**What the task requires:**
Skip all pictures; return exactly the lines from the one containing "Enumerate this screenshot's" through the end of the data.
"""
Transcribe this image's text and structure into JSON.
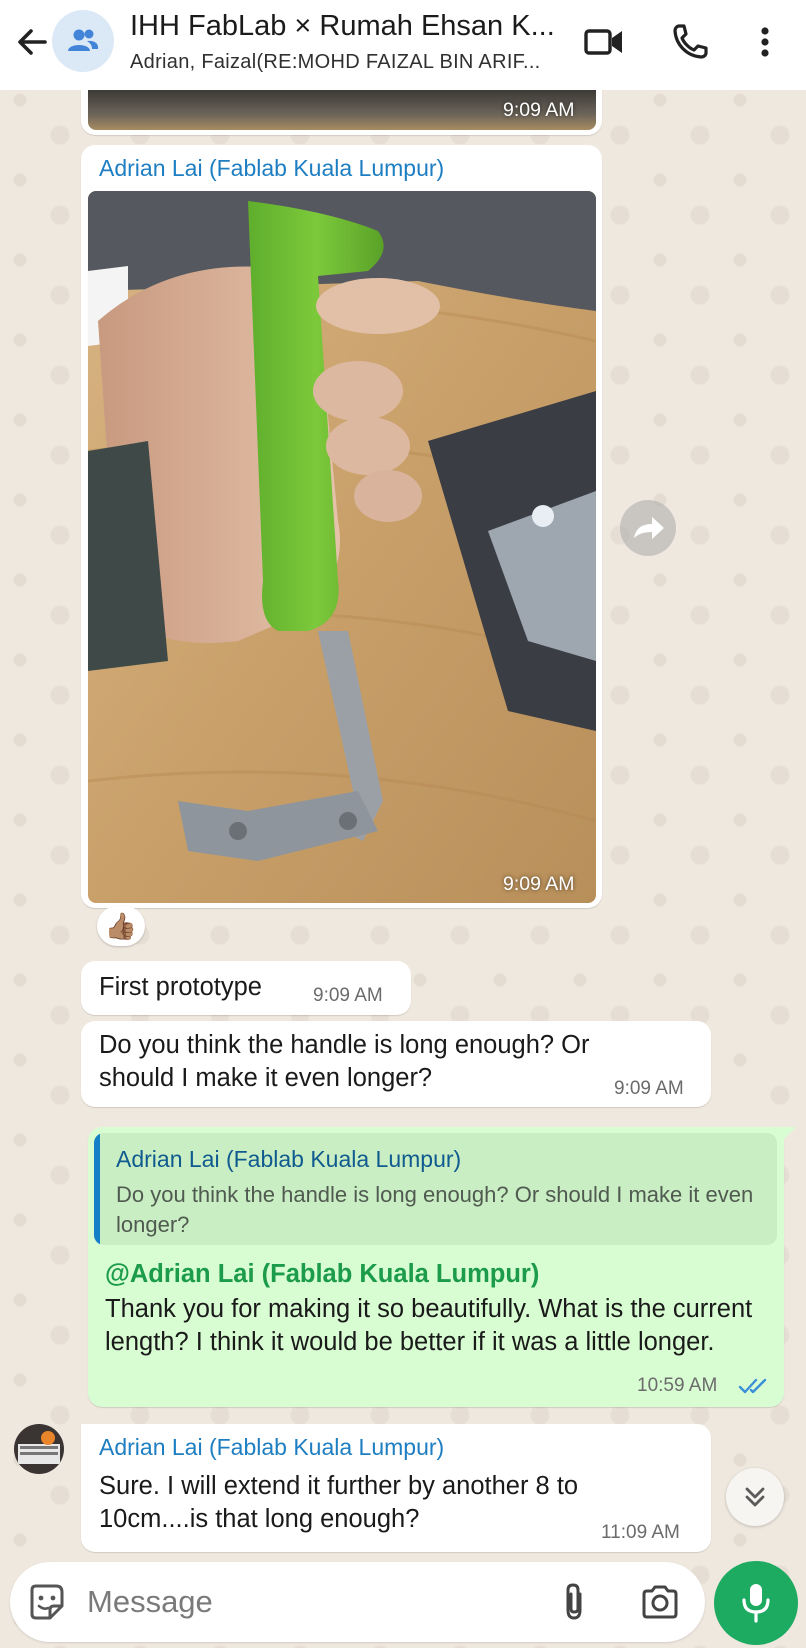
{
  "header": {
    "title": "IHH FabLab × Rumah Ehsan K...",
    "subtitle": "Adrian, Faizal(RE:MOHD FAIZAL BIN ARIF..."
  },
  "messages": {
    "top_photo_time": "9:09 AM",
    "photo_msg": {
      "sender": "Adrian Lai (Fablab Kuala Lumpur)",
      "time": "9:09 AM",
      "reaction": "👍🏽"
    },
    "msg1": {
      "text": "First prototype",
      "time": "9:09 AM"
    },
    "msg2": {
      "text": "Do you think the handle is long enough? Or should I make it even longer?",
      "time": "9:09 AM"
    },
    "reply": {
      "quoted_sender": "Adrian Lai (Fablab Kuala Lumpur)",
      "quoted_text": "Do you think the handle is long enough? Or should I make it even longer?",
      "mention": "@Adrian Lai (Fablab Kuala Lumpur)",
      "text": "Thank you for making it so beautifully. What is the current length? I think it would be better if it was a little longer.",
      "time": "10:59 AM",
      "status": "read"
    },
    "msg3": {
      "sender": "Adrian Lai (Fablab Kuala Lumpur)",
      "text": "Sure. I will extend it further by another 8 to 10cm....is that long enough?",
      "time": "11:09 AM"
    }
  },
  "input": {
    "placeholder": "Message"
  },
  "colors": {
    "outgoing": "#d8fdd2",
    "incoming": "#ffffff",
    "accent": "#1daa61",
    "sender": "#1e7ec2"
  },
  "icons": [
    "back-arrow-icon",
    "group-icon",
    "video-call-icon",
    "phone-icon",
    "more-vert-icon",
    "forward-icon",
    "chevron-double-down-icon",
    "sticker-icon",
    "attach-icon",
    "camera-icon",
    "mic-icon",
    "double-check-icon"
  ]
}
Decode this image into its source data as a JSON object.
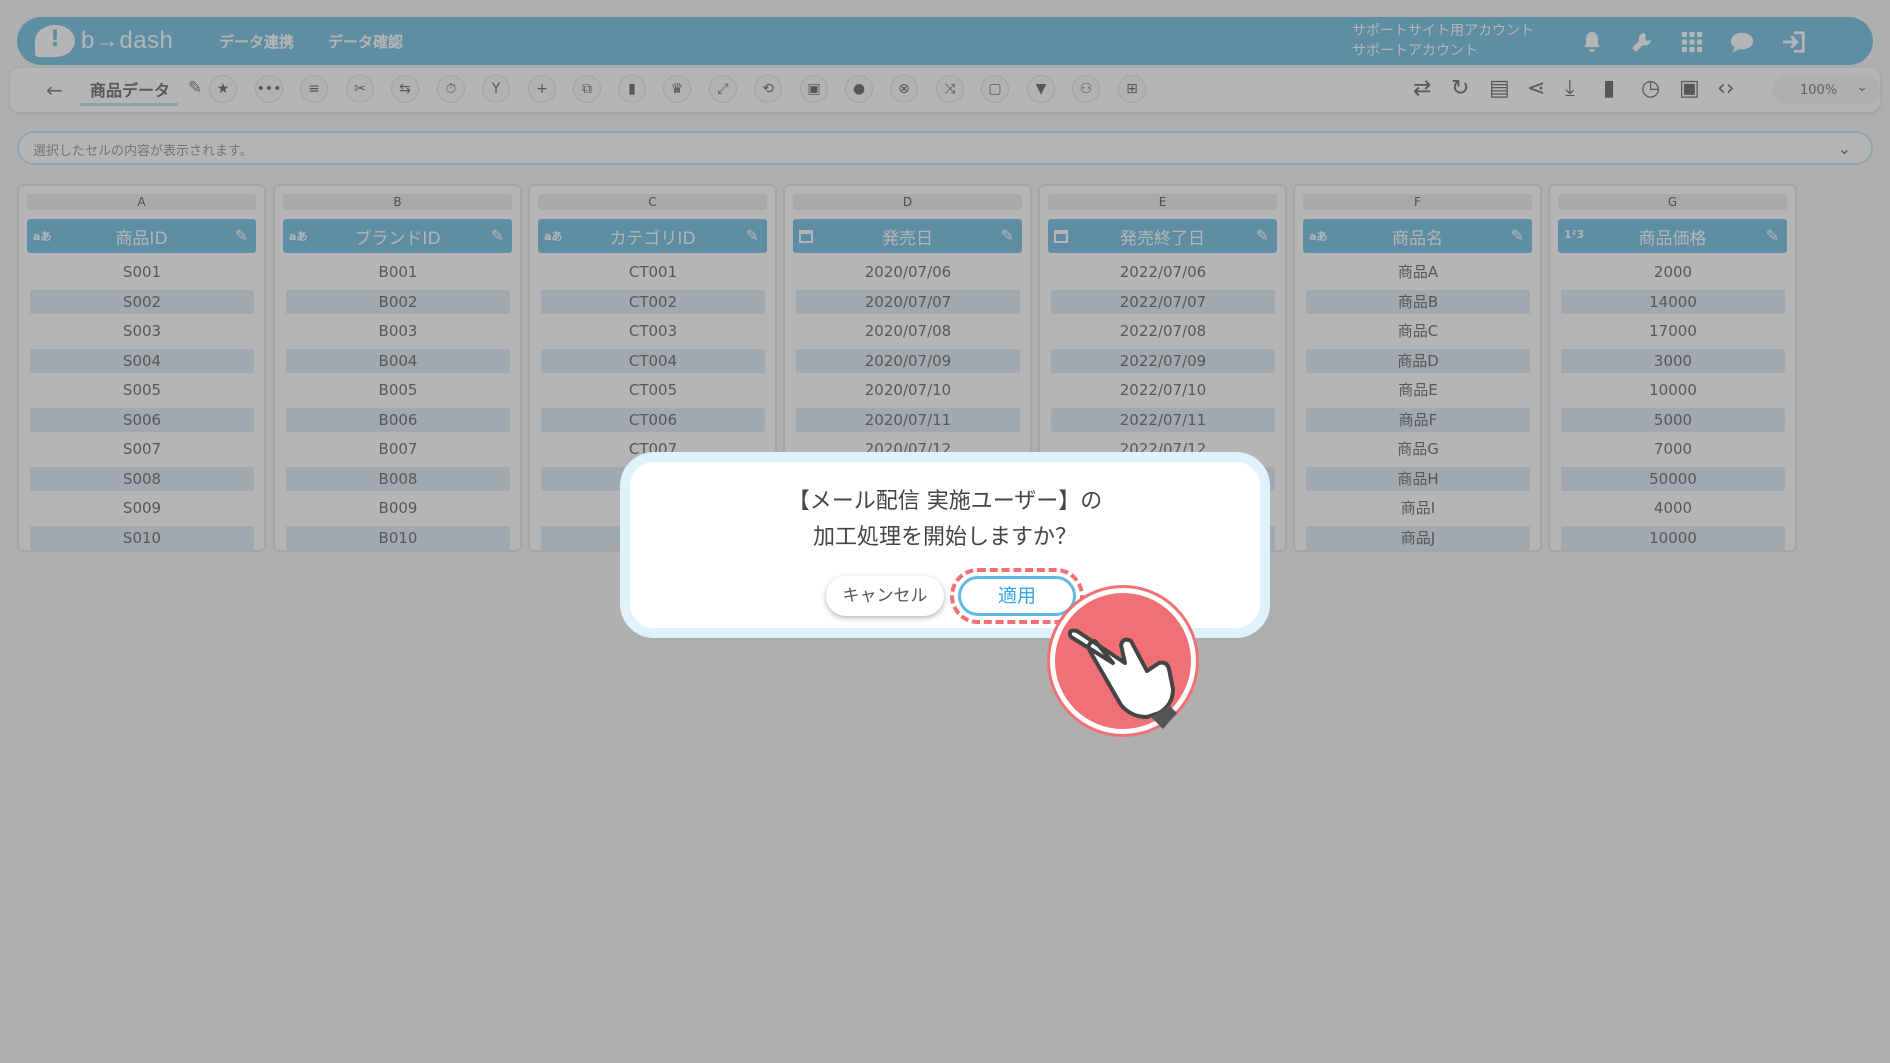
{
  "header": {
    "logo_text": "b→dash",
    "nav": [
      "データ連携",
      "データ確認"
    ],
    "account_line1": "サポートサイト用アカウント",
    "account_line2": "サポートアカウント"
  },
  "toolbar": {
    "data_name": "商品データ",
    "zoom": "100%"
  },
  "preview": {
    "placeholder": "選択したセルの内容が表示されます。"
  },
  "columns": [
    {
      "letter": "A",
      "title": "商品ID",
      "type": "aあ",
      "cells": [
        "S001",
        "S002",
        "S003",
        "S004",
        "S005",
        "S006",
        "S007",
        "S008",
        "S009",
        "S010"
      ]
    },
    {
      "letter": "B",
      "title": "ブランドID",
      "type": "aあ",
      "cells": [
        "B001",
        "B002",
        "B003",
        "B004",
        "B005",
        "B006",
        "B007",
        "B008",
        "B009",
        "B010"
      ]
    },
    {
      "letter": "C",
      "title": "カテゴリID",
      "type": "aあ",
      "cells": [
        "CT001",
        "CT002",
        "CT003",
        "CT004",
        "CT005",
        "CT006",
        "CT007",
        "",
        "",
        ""
      ]
    },
    {
      "letter": "D",
      "title": "発売日",
      "type": "calendar",
      "cells": [
        "2020/07/06",
        "2020/07/07",
        "2020/07/08",
        "2020/07/09",
        "2020/07/10",
        "2020/07/11",
        "2020/07/12",
        "",
        "",
        ""
      ]
    },
    {
      "letter": "E",
      "title": "発売終了日",
      "type": "calendar",
      "cells": [
        "2022/07/06",
        "2022/07/07",
        "2022/07/08",
        "2022/07/09",
        "2022/07/10",
        "2022/07/11",
        "2022/07/12",
        "",
        "",
        ""
      ]
    },
    {
      "letter": "F",
      "title": "商品名",
      "type": "aあ",
      "cells": [
        "商品A",
        "商品B",
        "商品C",
        "商品D",
        "商品E",
        "商品F",
        "商品G",
        "商品H",
        "商品I",
        "商品J"
      ]
    },
    {
      "letter": "G",
      "title": "商品価格",
      "type": "123",
      "cells": [
        "2000",
        "14000",
        "17000",
        "3000",
        "10000",
        "5000",
        "7000",
        "50000",
        "4000",
        "10000"
      ]
    }
  ],
  "modal": {
    "line1": "【メール配信 実施ユーザー】の",
    "line2": "加工処理を開始しますか？",
    "cancel_label": "キャンセル",
    "apply_label": "適用"
  }
}
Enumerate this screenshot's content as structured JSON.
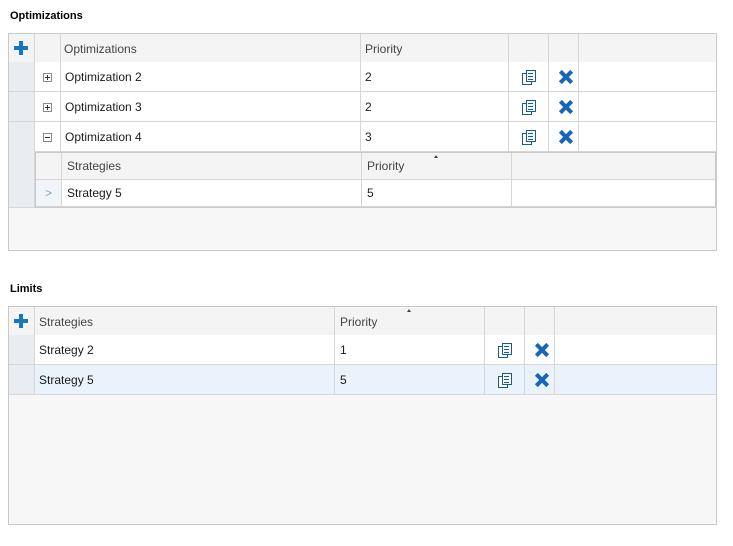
{
  "optimizations": {
    "title": "Optimizations",
    "header": {
      "name": "Optimizations",
      "priority": "Priority"
    },
    "rows": [
      {
        "name": "Optimization 2",
        "priority": "2"
      },
      {
        "name": "Optimization 3",
        "priority": "2"
      },
      {
        "name": "Optimization 4",
        "priority": "3"
      }
    ],
    "nested": {
      "header": {
        "name": "Strategies",
        "priority": "Priority"
      },
      "rows": [
        {
          "name": "Strategy 5",
          "priority": "5"
        }
      ]
    }
  },
  "limits": {
    "title": "Limits",
    "header": {
      "name": "Strategies",
      "priority": "Priority"
    },
    "rows": [
      {
        "name": "Strategy 2",
        "priority": "1"
      },
      {
        "name": "Strategy 5",
        "priority": "5"
      }
    ]
  },
  "colors": {
    "accent": "#1877c5",
    "selected_row": "#eaf3fb"
  },
  "icons": {
    "add": "plus-icon",
    "copy": "copy-icon",
    "delete": "delete-icon",
    "expand": "expand-icon",
    "collapse": "collapse-icon",
    "row_indicator": "chevron-right-icon"
  }
}
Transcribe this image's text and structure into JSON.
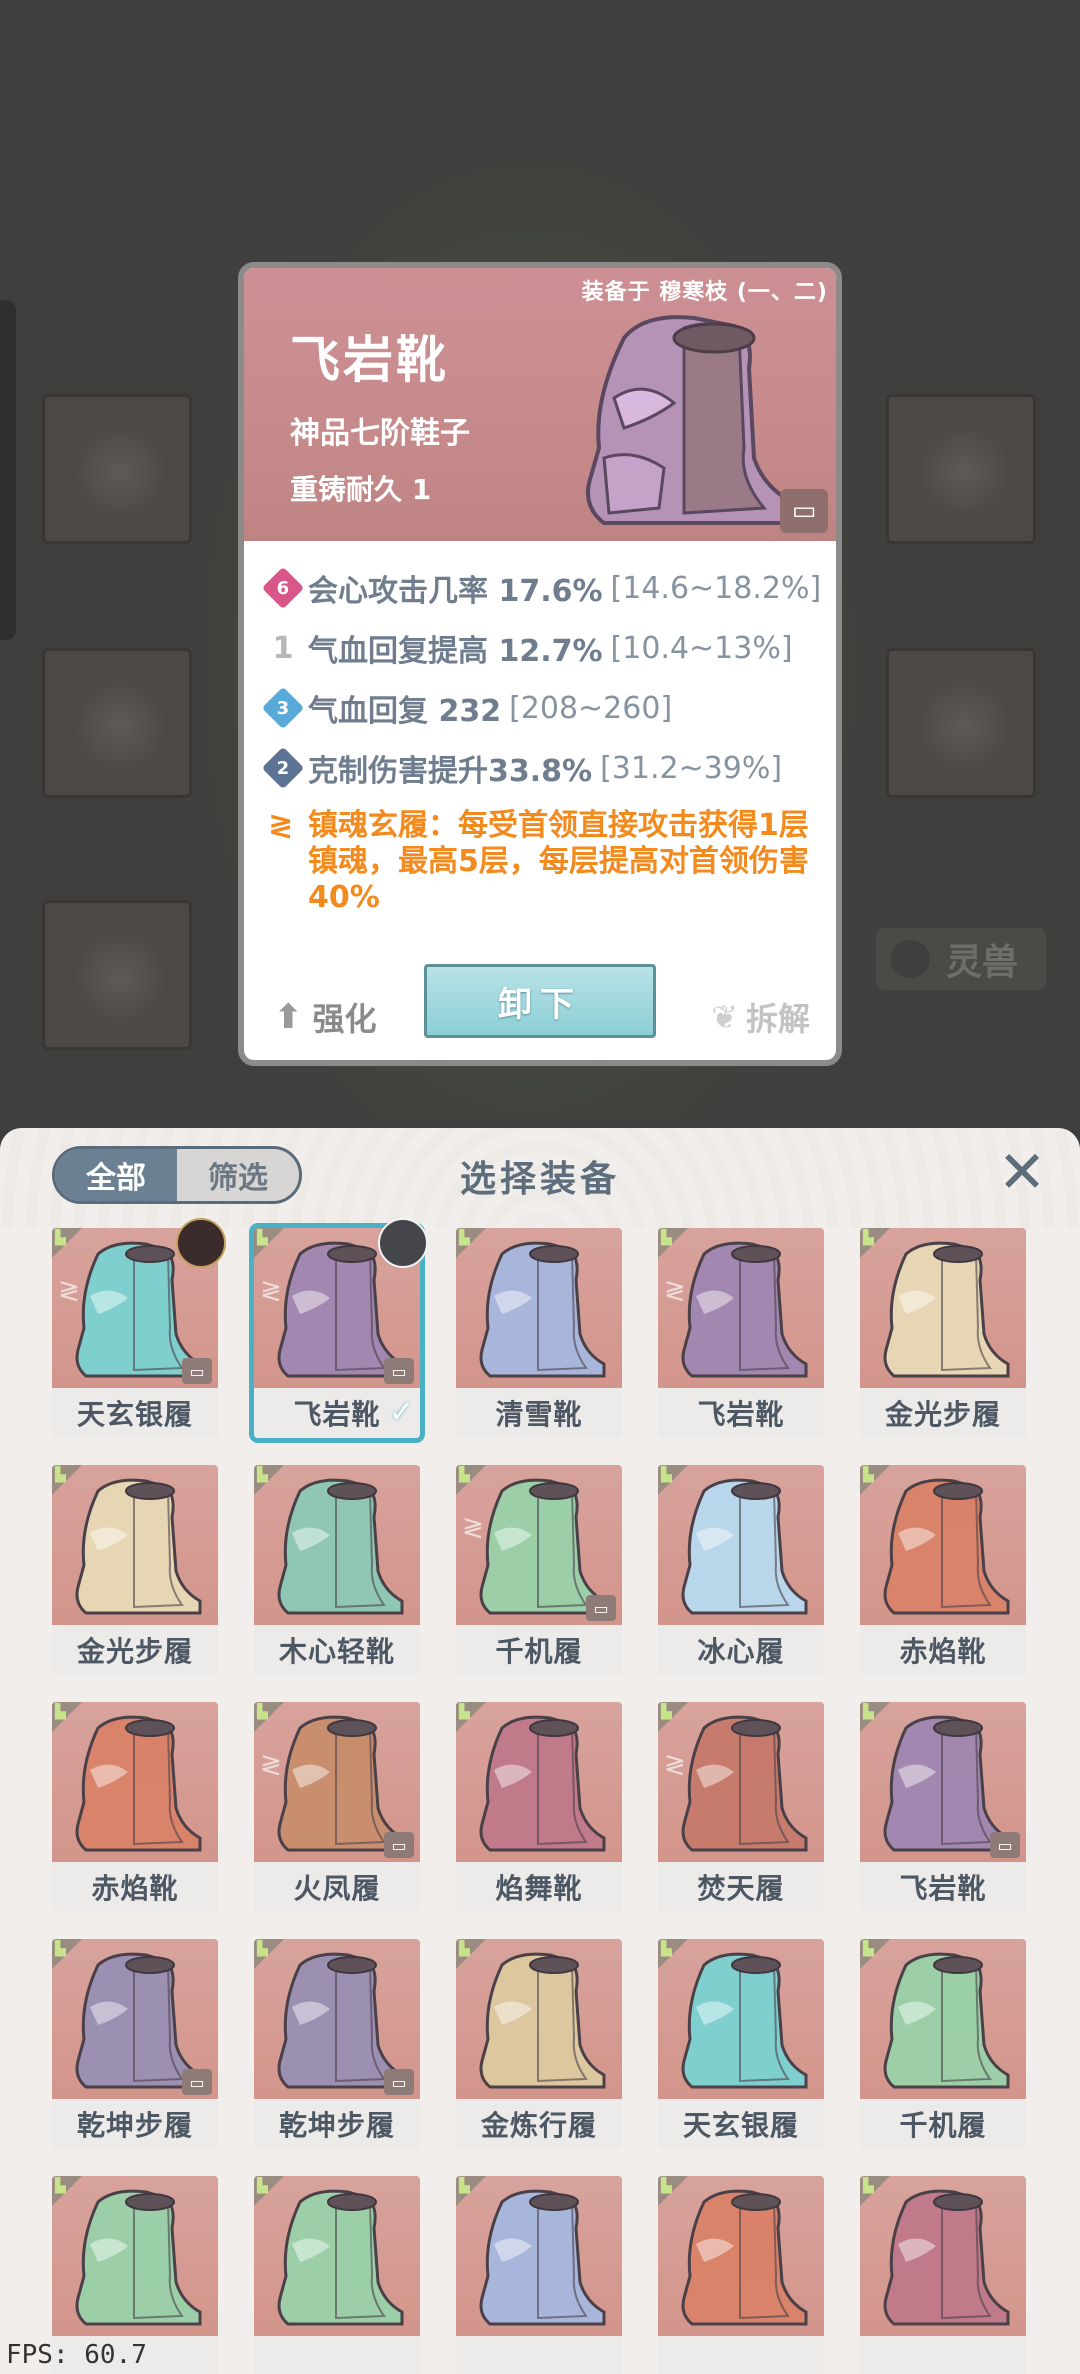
"""
**Correct output:**
Enumerate this screenshot's content as structured JSON.
{
  "optimizations": {
    "title": "Optimizations",
    "header": {
      "name": "Optimizations",
      "priority": "Priority"
    },
    "rows": [
      {
        "name": "Optimization 2",
        "priority": "2"
      },
      {
        "name": "Optimization 3",
        "priority": "2"
      },
      {
        "name": "Optimization 4",
        "priority": "3"
      }
    ],
    "nested": {
      "header": {
        "name": "Strategies",
        "priority": "Priority"
      },
      "rows": [
        {
          "name": "Strategy 5",
          "priority": "5"
        }
      ]
    }
  },
  "limits": {
    "title": "Limits",
    "header": {
      "name": "Strategies",
      "priority": "Priority"
    },
    "rows": [
      {
        "name": "Strategy 2",
        "priority": "1"
      },
      {
        "name": "Strategy 5",
        "priority": "5"
      }
    ]
  },
  "colors": {
    "accent": "#1877c5",
    "selected_row": "#eaf3fb"
  },
  "icons": {
    "add": "plus-icon",
    "copy": "copy-icon",
    "delete": "delete-icon",
    "expand": "expand-icon",
    "collapse": "collapse-icon",
    "row_indicator": "chevron-right-icon"
  }
}
Transcribe this image's text and structure into JSON.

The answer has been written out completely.